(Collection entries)
────────────────

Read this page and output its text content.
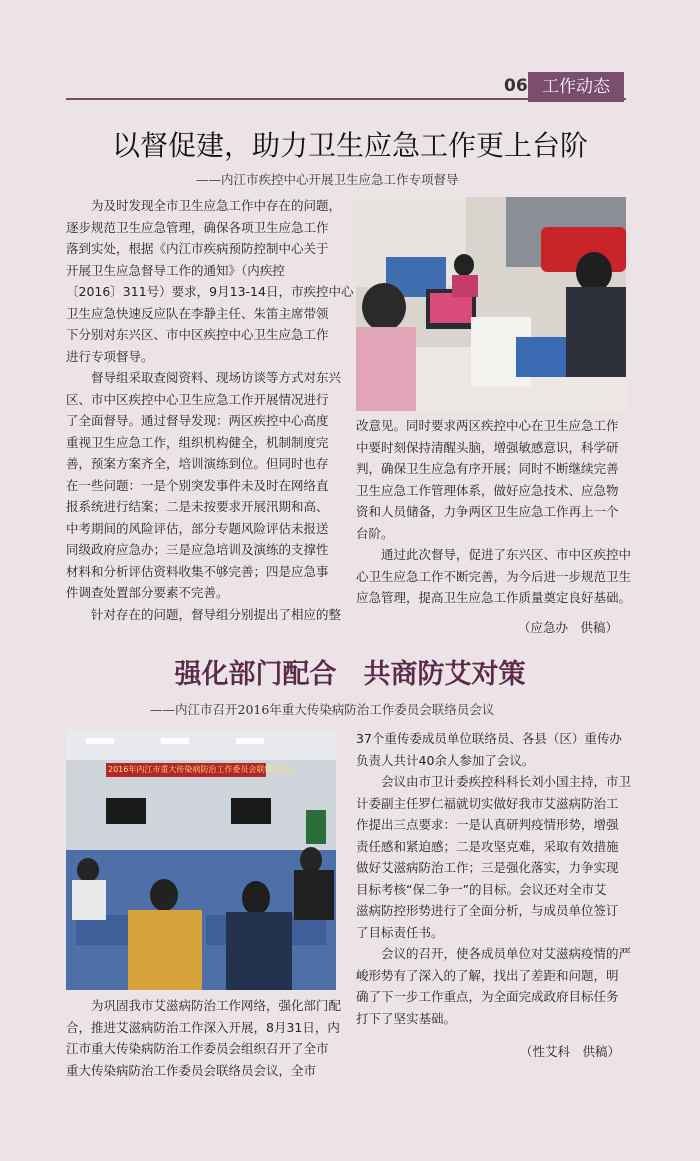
06 工作动态
以督促建，助力卫生应急工作更上台阶
——内江市疾控中心开展卫生应急工作专项督导
为及时发现全市卫生应急工作中存在的问题，
逐步规范卫生应急管理，确保各项卫生应急工作
落到实处，根据《内江市疾病预防控制中心关于
开展卫生应急督导工作的通知》（内疾控
〔2016〕311号）要求，9月13-14日，市疾控中心
卫生应急快速反应队在李静主任、朱笛主席带领
下分别对东兴区、市中区疾控中心卫生应急工作
进行专项督导。
督导组采取查阅资料、现场访谈等方式对东兴
区、市中区疾控中心卫生应急工作开展情况进行
了全面督导。通过督导发现：两区疾控中心高度
重视卫生应急工作，组织机构健全，机制制度完
善，预案方案齐全，培训演练到位。但同时也存
在一些问题：一是个别突发事件未及时在网络直
报系统进行结案；二是未按要求开展汛期和高、
中考期间的风险评估，部分专题风险评估未报送
同级政府应急办；三是应急培训及演练的支撑性
材料和分析评估资料收集不够完善；四是应急事
件调查处置部分要素不完善。
针对存在的问题，督导组分别提出了相应的整
改意见。同时要求两区疾控中心在卫生应急工作
中要时刻保持清醒头脑，增强敏感意识，科学研
判，确保卫生应急有序开展；同时不断继续完善
卫生应急工作管理体系，做好应急技术、应急物
资和人员储备，力争两区卫生应急工作再上一个
台阶。
通过此次督导，促进了东兴区、市中区疾控中
心卫生应急工作不断完善，为今后进一步规范卫生
应急管理，提高卫生应急工作质量奠定良好基础。
（应急办　供稿）
强化部门配合　共商防艾对策
——内江市召开2016年重大传染病防治工作委员会联络员会议
2016年内江市重大传染病防治工作委员会联络员会议
为巩固我市艾滋病防治工作网络，强化部门配
合，推进艾滋病防治工作深入开展，8月31日，内
江市重大传染病防治工作委员会组织召开了全市
重大传染病防治工作委员会联络员会议，全市
37个重传委成员单位联络员、各县（区）重传办
负责人共计40余人参加了会议。
会议由市卫计委疾控科科长刘小国主持，市卫
计委副主任罗仁福就切实做好我市艾滋病防治工
作提出三点要求：一是认真研判疫情形势，增强
责任感和紧迫感；二是攻坚克难，采取有效措施
做好艾滋病防治工作；三是强化落实，力争实现
目标考核“保二争一”的目标。会议还对全市艾
滋病防控形势进行了全面分析，与成员单位签订
了目标责任书。
会议的召开，使各成员单位对艾滋病疫情的严
峻形势有了深入的了解，找出了差距和问题，明
确了下一步工作重点，为全面完成政府目标任务
打下了坚实基础。
（性艾科　供稿）
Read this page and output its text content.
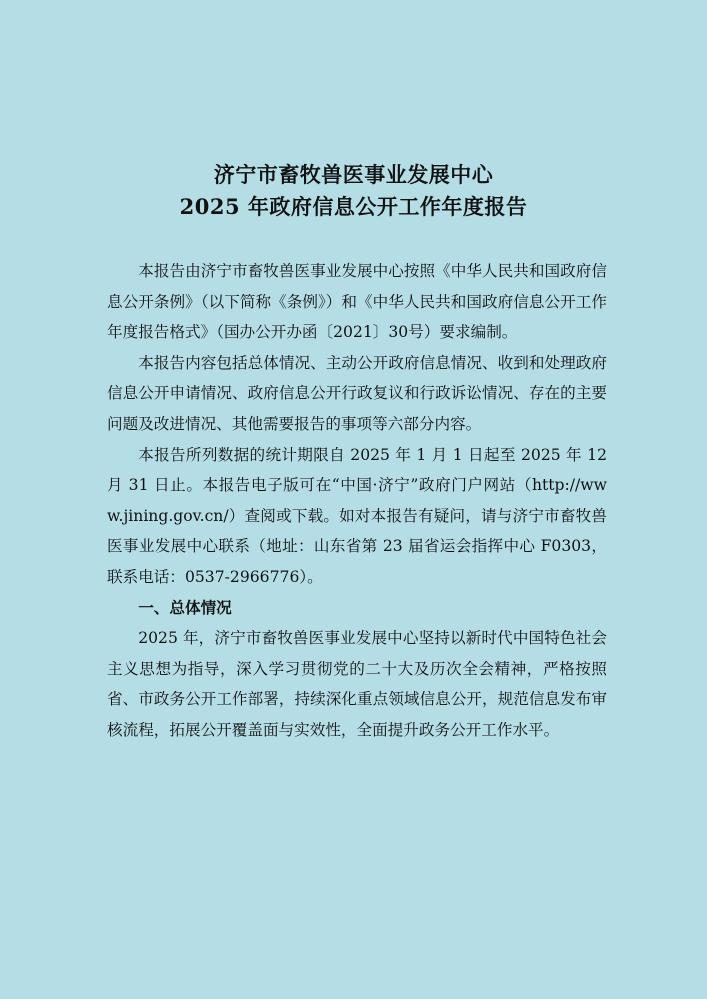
济宁市畜牧兽医事业发展中心
2025 年政府信息公开工作年度报告

本报告由济宁市畜牧兽医事业发展中心按照《中华人民共和国政府信息公开条例》（以下简称《条例》）和《中华人民共和国政府信息公开工作年度报告格式》（国办公开办函〔2021〕30号）要求编制。

本报告内容包括总体情况、主动公开政府信息情况、收到和处理政府信息公开申请情况、政府信息公开行政复议和行政诉讼情况、存在的主要问题及改进情况、其他需要报告的事项等六部分内容。

本报告所列数据的统计期限自 2025 年 1 月 1 日起至 2025 年 12 月 31 日止。本报告电子版可在“中国·济宁”政府门户网站（http://www.jining.gov.cn/）查阅或下载。如对本报告有疑问，请与济宁市畜牧兽医事业发展中心联系（地址：山东省第 23 届省运会指挥中心 F0303，联系电话：0537-2966776）。

一、总体情况

2025 年，济宁市畜牧兽医事业发展中心坚持以新时代中国特色社会主义思想为指导，深入学习贯彻党的二十大及历次全会精神，严格按照省、市政务公开工作部署，持续深化重点领域信息公开，规范信息发布审核流程，拓展公开覆盖面与实效性，全面提升政务公开工作水平。
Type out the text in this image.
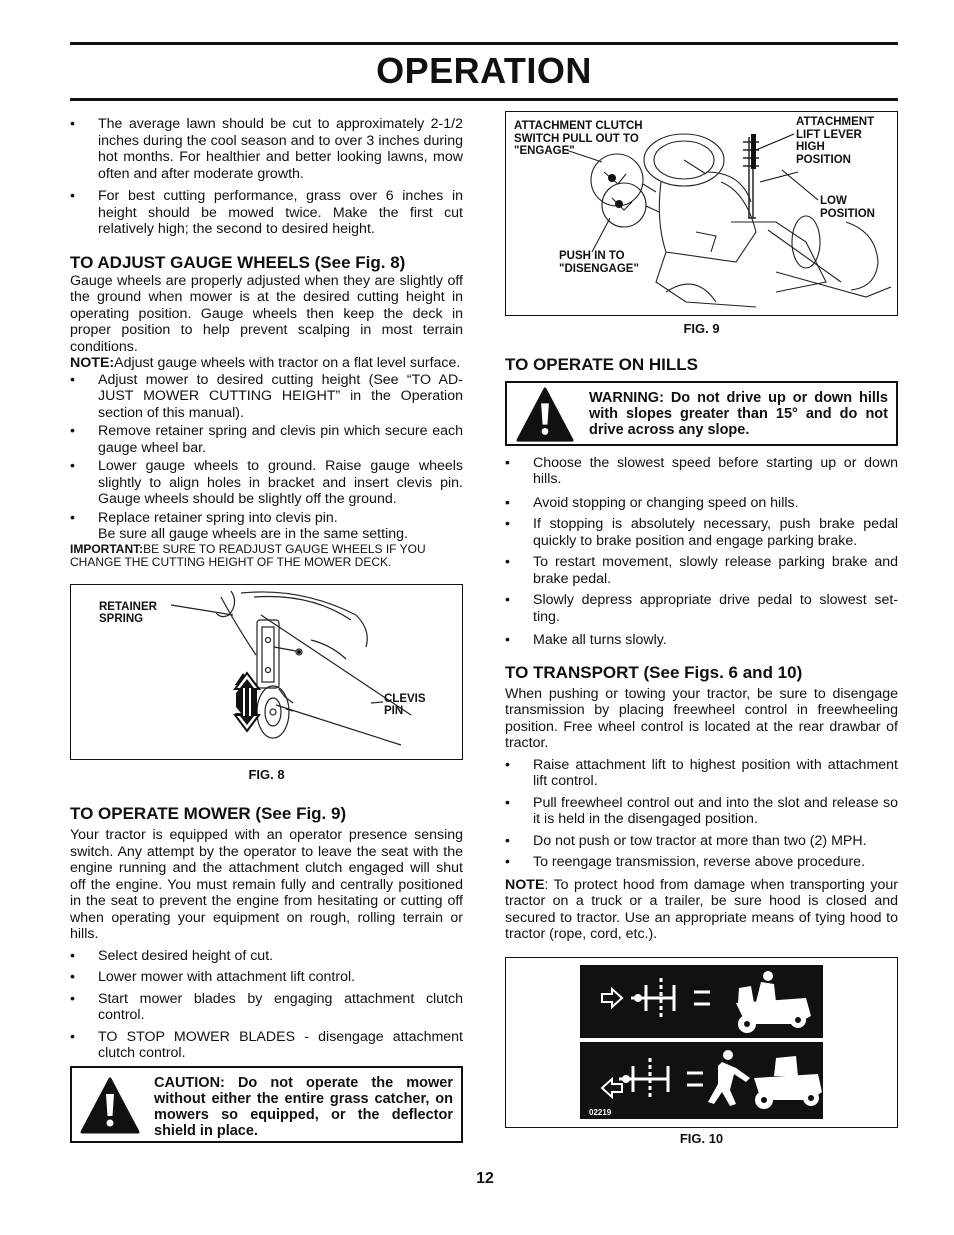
OPERATION
• The average lawn should be cut to approximately 2-1/2 inches during the cool season and to over 3 inches during hot months. For healthier and better looking lawns, mow often and after moderate growth.
• For best cutting performance, grass over 6 inches in height should be mowed twice. Make the first cut relatively high; the second to desired height.
TO ADJUST GAUGE WHEELS (See Fig. 8)

Gauge wheels are properly adjusted when they are slightly off the ground when mower is at the desired cutting height in operating position. Gauge wheels then keep the deck in proper position to help prevent scalping in most terrain conditions.

NOTE:Adjust gauge wheels with tractor on a flat level surface.

• Adjust mower to desired cutting height (See “TO AD-JUST MOWER CUTTING HEIGHT” in the Operation section of this manual).
• Remove retainer spring and clevis pin which secure each gauge wheel bar.
• Lower gauge wheels to ground. Raise gauge wheels slightly to align holes in bracket and insert clevis pin. Gauge wheels should be slightly off the ground.
• Replace retainer spring into clevis pin.

Be sure all gauge wheels are in the same setting.

IMPORTANT:BE SURE TO READJUST GAUGE WHEELS IF YOU CHANGE THE CUTTING HEIGHT OF THE MOWER DECK.

RETAINER
SPRING
CLEVIS
PIN

FIG. 8

TO OPERATE MOWER (See Fig. 9)

Your tractor is equipped with an operator presence sensing switch. Any attempt by the operator to leave the seat with the engine running and the attachment clutch engaged will shut off the engine. You must remain fully and centrally positioned in the seat to prevent the engine from hesitating or cutting off when operating your equipment on rough, rolling terrain or hills.

• Select desired height of cut.
• Lower mower with attachment lift control.
• Start mower blades by engaging attachment clutch control.
• TO STOP MOWER BLADES - disengage attachment clutch control.

CAUTION: Do not operate the mower without either the entire grass catcher, on mowers so equipped, or the deflector shield in place.

ATTACHMENT CLUTCH
SWITCH PULL OUT TO
"ENGAGE"
ATTACHMENT
LIFT LEVER
HIGH
POSITION
LOW
POSITION
PUSH IN TO
"DISENGAGE"

FIG. 9

TO OPERATE ON HILLS

WARNING: Do not drive up or down hills with slopes greater than 15° and do not drive across any slope.

• Choose the slowest speed before starting up or down hills.
• Avoid stopping or changing speed on hills.
• If stopping is absolutely necessary, push brake pedal quickly to brake position and engage parking brake.
• To restart movement, slowly release parking brake and brake pedal.
• Slowly depress appropriate drive pedal to slowest set-ting.
• Make all turns slowly.
TO TRANSPORT (See Figs. 6 and 10)

When pushing or towing your tractor, be sure to disengage transmission by placing freewheel control in freewheeling position. Free wheel control is located at the rear drawbar of tractor.

• Raise attachment lift to highest position with attachment lift control.
• Pull freewheel control out and into the slot and release so it is held in the disengaged position.
• Do not push or tow tractor at more than two (2) MPH.
• To reengage transmission, reverse above procedure.

NOTE: To protect hood from damage when transporting your tractor on a truck or a trailer, be sure hood is closed and secured to tractor. Use an appropriate means of tying hood to tractor (rope, cord, etc.).

02219

FIG. 10

12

────────────────

Short task:
Restate the data above word for word. Skip every picture.

Written response:
Read this page and output its text content.
06 工作动态
以督促建，助力卫生应急工作更上台阶
——内江市疾控中心开展卫生应急工作专项督导
为及时发现全市卫生应急工作中存在的问题，
逐步规范卫生应急管理，确保各项卫生应急工作
落到实处，根据《内江市疾病预防控制中心关于
开展卫生应急督导工作的通知》（内疾控
〔2016〕311号）要求，9月13-14日，市疾控中心
卫生应急快速反应队在李静主任、朱笛主席带领
下分别对东兴区、市中区疾控中心卫生应急工作
进行专项督导。
督导组采取查阅资料、现场访谈等方式对东兴
区、市中区疾控中心卫生应急工作开展情况进行
了全面督导。通过督导发现：两区疾控中心高度
重视卫生应急工作，组织机构健全，机制制度完
善，预案方案齐全，培训演练到位。但同时也存
在一些问题：一是个别突发事件未及时在网络直
报系统进行结案；二是未按要求开展汛期和高、
中考期间的风险评估，部分专题风险评估未报送
同级政府应急办；三是应急培训及演练的支撑性
材料和分析评估资料收集不够完善；四是应急事
件调查处置部分要素不完善。
针对存在的问题，督导组分别提出了相应的整
改意见。同时要求两区疾控中心在卫生应急工作
中要时刻保持清醒头脑，增强敏感意识，科学研
判，确保卫生应急有序开展；同时不断继续完善
卫生应急工作管理体系，做好应急技术、应急物
资和人员储备，力争两区卫生应急工作再上一个
台阶。
通过此次督导，促进了东兴区、市中区疾控中
心卫生应急工作不断完善，为今后进一步规范卫生
应急管理，提高卫生应急工作质量奠定良好基础。
（应急办　供稿）
强化部门配合　共商防艾对策
——内江市召开2016年重大传染病防治工作委员会联络员会议
2016年内江市重大传染病防治工作委员会联络员会议
为巩固我市艾滋病防治工作网络，强化部门配
合，推进艾滋病防治工作深入开展，8月31日，内
江市重大传染病防治工作委员会组织召开了全市
重大传染病防治工作委员会联络员会议，全市
37个重传委成员单位联络员、各县（区）重传办
负责人共计40余人参加了会议。
会议由市卫计委疾控科科长刘小国主持，市卫
计委副主任罗仁福就切实做好我市艾滋病防治工
作提出三点要求：一是认真研判疫情形势，增强
责任感和紧迫感；二是攻坚克难，采取有效措施
做好艾滋病防治工作；三是强化落实，力争实现
目标考核“保二争一”的目标。会议还对全市艾
滋病防控形势进行了全面分析，与成员单位签订
了目标责任书。
会议的召开，使各成员单位对艾滋病疫情的严
峻形势有了深入的了解，找出了差距和问题，明
确了下一步工作重点，为全面完成政府目标任务
打下了坚实基础。
（性艾科　供稿）
Read this page and output its text content.
济宁市畜牧兽医事业发展中心
2025 年政府信息公开工作年度报告

本报告由济宁市畜牧兽医事业发展中心按照《中华人民共和国政府信息公开条例》（以下简称《条例》）和《中华人民共和国政府信息公开工作年度报告格式》（国办公开办函〔2021〕30号）要求编制。

本报告内容包括总体情况、主动公开政府信息情况、收到和处理政府信息公开申请情况、政府信息公开行政复议和行政诉讼情况、存在的主要问题及改进情况、其他需要报告的事项等六部分内容。

本报告所列数据的统计期限自 2025 年 1 月 1 日起至 2025 年 12 月 31 日止。本报告电子版可在“中国·济宁”政府门户网站（http://www.jining.gov.cn/）查阅或下载。如对本报告有疑问，请与济宁市畜牧兽医事业发展中心联系（地址：山东省第 23 届省运会指挥中心 F0303，联系电话：0537-2966776）。

一、总体情况

2025 年，济宁市畜牧兽医事业发展中心坚持以新时代中国特色社会主义思想为指导，深入学习贯彻党的二十大及历次全会精神，严格按照省、市政务公开工作部署，持续深化重点领域信息公开，规范信息发布审核流程，拓展公开覆盖面与实效性，全面提升政务公开工作水平。
Type out the text in this image.
OPERATION
• The average lawn should be cut to approximately 2-1/2 inches during the cool season and to over 3 inches during hot months. For healthier and better looking lawns, mow often and after moderate growth.
• For best cutting performance, grass over 6 inches in height should be mowed twice. Make the first cut relatively high; the second to desired height.
TO ADJUST GAUGE WHEELS (See Fig. 8)

Gauge wheels are properly adjusted when they are slightly off the ground when mower is at the desired cutting height in operating position. Gauge wheels then keep the deck in proper position to help prevent scalping in most terrain conditions.

NOTE:Adjust gauge wheels with tractor on a flat level surface.

• Adjust mower to desired cutting height (See “TO AD-JUST MOWER CUTTING HEIGHT” in the Operation section of this manual).
• Remove retainer spring and clevis pin which secure each gauge wheel bar.
• Lower gauge wheels to ground. Raise gauge wheels slightly to align holes in bracket and insert clevis pin. Gauge wheels should be slightly off the ground.
• Replace retainer spring into clevis pin.

Be sure all gauge wheels are in the same setting.

IMPORTANT:BE SURE TO READJUST GAUGE WHEELS IF YOU CHANGE THE CUTTING HEIGHT OF THE MOWER DECK.

RETAINER
SPRING
CLEVIS
PIN

FIG. 8

TO OPERATE MOWER (See Fig. 9)

Your tractor is equipped with an operator presence sensing switch. Any attempt by the operator to leave the seat with the engine running and the attachment clutch engaged will shut off the engine. You must remain fully and centrally positioned in the seat to prevent the engine from hesitating or cutting off when operating your equipment on rough, rolling terrain or hills.

• Select desired height of cut.
• Lower mower with attachment lift control.
• Start mower blades by engaging attachment clutch control.
• TO STOP MOWER BLADES - disengage attachment clutch control.

CAUTION: Do not operate the mower without either the entire grass catcher, on mowers so equipped, or the deflector shield in place.

ATTACHMENT CLUTCH
SWITCH PULL OUT TO
"ENGAGE"
ATTACHMENT
LIFT LEVER
HIGH
POSITION
LOW
POSITION
PUSH IN TO
"DISENGAGE"

FIG. 9

TO OPERATE ON HILLS

WARNING: Do not drive up or down hills with slopes greater than 15° and do not drive across any slope.

• Choose the slowest speed before starting up or down hills.
• Avoid stopping or changing speed on hills.
• If stopping is absolutely necessary, push brake pedal quickly to brake position and engage parking brake.
• To restart movement, slowly release parking brake and brake pedal.
• Slowly depress appropriate drive pedal to slowest set-ting.
• Make all turns slowly.
TO TRANSPORT (See Figs. 6 and 10)

When pushing or towing your tractor, be sure to disengage transmission by placing freewheel control in freewheeling position. Free wheel control is located at the rear drawbar of tractor.

• Raise attachment lift to highest position with attachment lift control.
• Pull freewheel control out and into the slot and release so it is held in the disengaged position.
• Do not push or tow tractor at more than two (2) MPH.
• To reengage transmission, reverse above procedure.

NOTE: To protect hood from damage when transporting your tractor on a truck or a trailer, be sure hood is closed and secured to tractor. Use an appropriate means of tying hood to tractor (rope, cord, etc.).

02219

FIG. 10

12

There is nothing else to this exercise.